(Rows from a figure dataset)
/---
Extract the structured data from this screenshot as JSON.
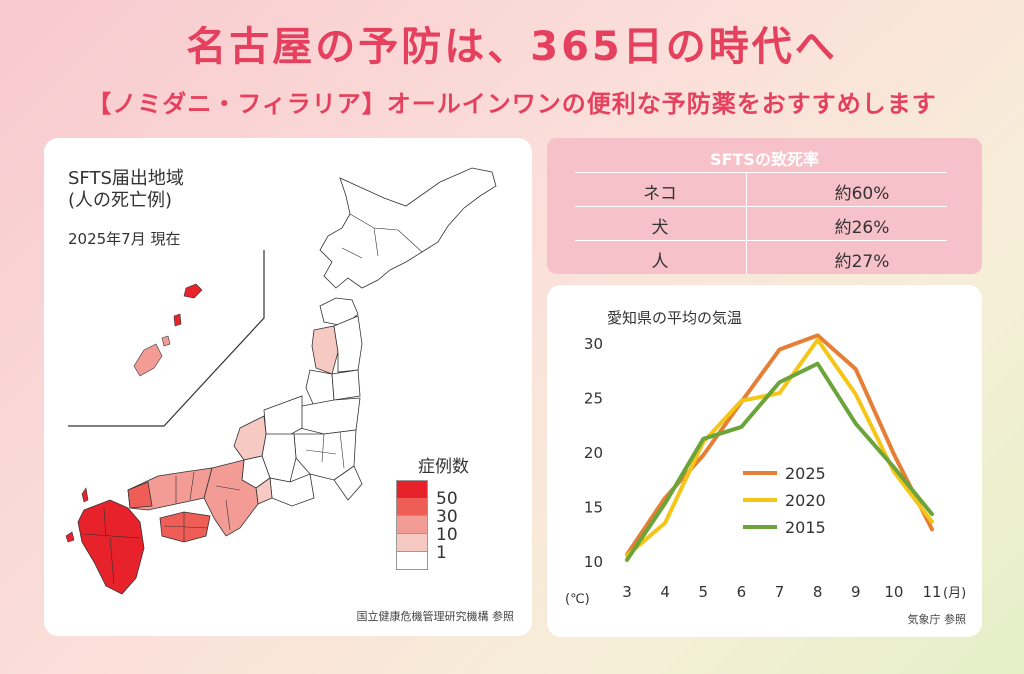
{
  "header": {
    "title": "名古屋の予防は、365日の時代へ",
    "subtitle": "【ノミダニ・フィラリア】オールインワンの便利な予防薬をおすすめします"
  },
  "map_panel": {
    "title_line1": "SFTS届出地域",
    "title_line2": "(人の死亡例)",
    "date": "2025年7月 現在",
    "legend_title": "症例数",
    "legend": [
      {
        "label": "50",
        "color": "#e8222a"
      },
      {
        "label": "30",
        "color": "#ee5e57"
      },
      {
        "label": "10",
        "color": "#f39c95"
      },
      {
        "label": "1",
        "color": "#f7c9c3"
      },
      {
        "label": "",
        "color": "#ffffff"
      }
    ],
    "source": "国立健康危機管理研究機構 参照"
  },
  "fatality": {
    "title": "SFTSの致死率",
    "rows": [
      {
        "label": "ネコ",
        "value": "約60%"
      },
      {
        "label": "犬",
        "value": "約26%"
      },
      {
        "label": "人",
        "value": "約27%"
      }
    ]
  },
  "temperature_panel": {
    "source": "気象庁 参照"
  },
  "chart_data": {
    "type": "line",
    "title": "愛知県の平均の気温",
    "xlabel": "(月)",
    "ylabel": "(℃)",
    "x": [
      3,
      4,
      5,
      6,
      7,
      8,
      9,
      10,
      11
    ],
    "ylim": [
      10,
      30
    ],
    "yticks": [
      10,
      15,
      20,
      25,
      30
    ],
    "grid": false,
    "legend_position": "left-center",
    "series": [
      {
        "name": "2025",
        "color": "#e67e35",
        "values": [
          10.6,
          15.8,
          19.7,
          24.6,
          29.4,
          30.7,
          27.6,
          19.8,
          12.9
        ]
      },
      {
        "name": "2020",
        "color": "#f5c518",
        "values": [
          10.5,
          13.5,
          20.9,
          24.7,
          25.4,
          30.3,
          25.3,
          18.2,
          13.6
        ]
      },
      {
        "name": "2015",
        "color": "#6ba43a",
        "values": [
          10.1,
          15.3,
          21.2,
          22.3,
          26.4,
          28.1,
          22.6,
          18.6,
          14.3
        ]
      }
    ]
  }
}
\---
- [PROBLEM DESCRIPTION]:
Give an exact reproduction of every line, leaving out any picture.

- [FINISHED TASK]:
Extract the structured data from this screenshot as JSON.
{
  "header": {
    "title": "名古屋の予防は、365日の時代へ",
    "subtitle": "【ノミダニ・フィラリア】オールインワンの便利な予防薬をおすすめします"
  },
  "map_panel": {
    "title_line1": "SFTS届出地域",
    "title_line2": "(人の死亡例)",
    "date": "2025年7月 現在",
    "legend_title": "症例数",
    "legend": [
      {
        "label": "50",
        "color": "#e8222a"
      },
      {
        "label": "30",
        "color": "#ee5e57"
      },
      {
        "label": "10",
        "color": "#f39c95"
      },
      {
        "label": "1",
        "color": "#f7c9c3"
      },
      {
        "label": "",
        "color": "#ffffff"
      }
    ],
    "source": "国立健康危機管理研究機構 参照"
  },
  "fatality": {
    "title": "SFTSの致死率",
    "rows": [
      {
        "label": "ネコ",
        "value": "約60%"
      },
      {
        "label": "犬",
        "value": "約26%"
      },
      {
        "label": "人",
        "value": "約27%"
      }
    ]
  },
  "temperature_panel": {
    "source": "気象庁 参照"
  },
  "chart_data": {
    "type": "line",
    "title": "愛知県の平均の気温",
    "xlabel": "(月)",
    "ylabel": "(℃)",
    "x": [
      3,
      4,
      5,
      6,
      7,
      8,
      9,
      10,
      11
    ],
    "ylim": [
      10,
      30
    ],
    "yticks": [
      10,
      15,
      20,
      25,
      30
    ],
    "grid": false,
    "legend_position": "left-center",
    "series": [
      {
        "name": "2025",
        "color": "#e67e35",
        "values": [
          10.6,
          15.8,
          19.7,
          24.6,
          29.4,
          30.7,
          27.6,
          19.8,
          12.9
        ]
      },
      {
        "name": "2020",
        "color": "#f5c518",
        "values": [
          10.5,
          13.5,
          20.9,
          24.7,
          25.4,
          30.3,
          25.3,
          18.2,
          13.6
        ]
      },
      {
        "name": "2015",
        "color": "#6ba43a",
        "values": [
          10.1,
          15.3,
          21.2,
          22.3,
          26.4,
          28.1,
          22.6,
          18.6,
          14.3
        ]
      }
    ]
  }
}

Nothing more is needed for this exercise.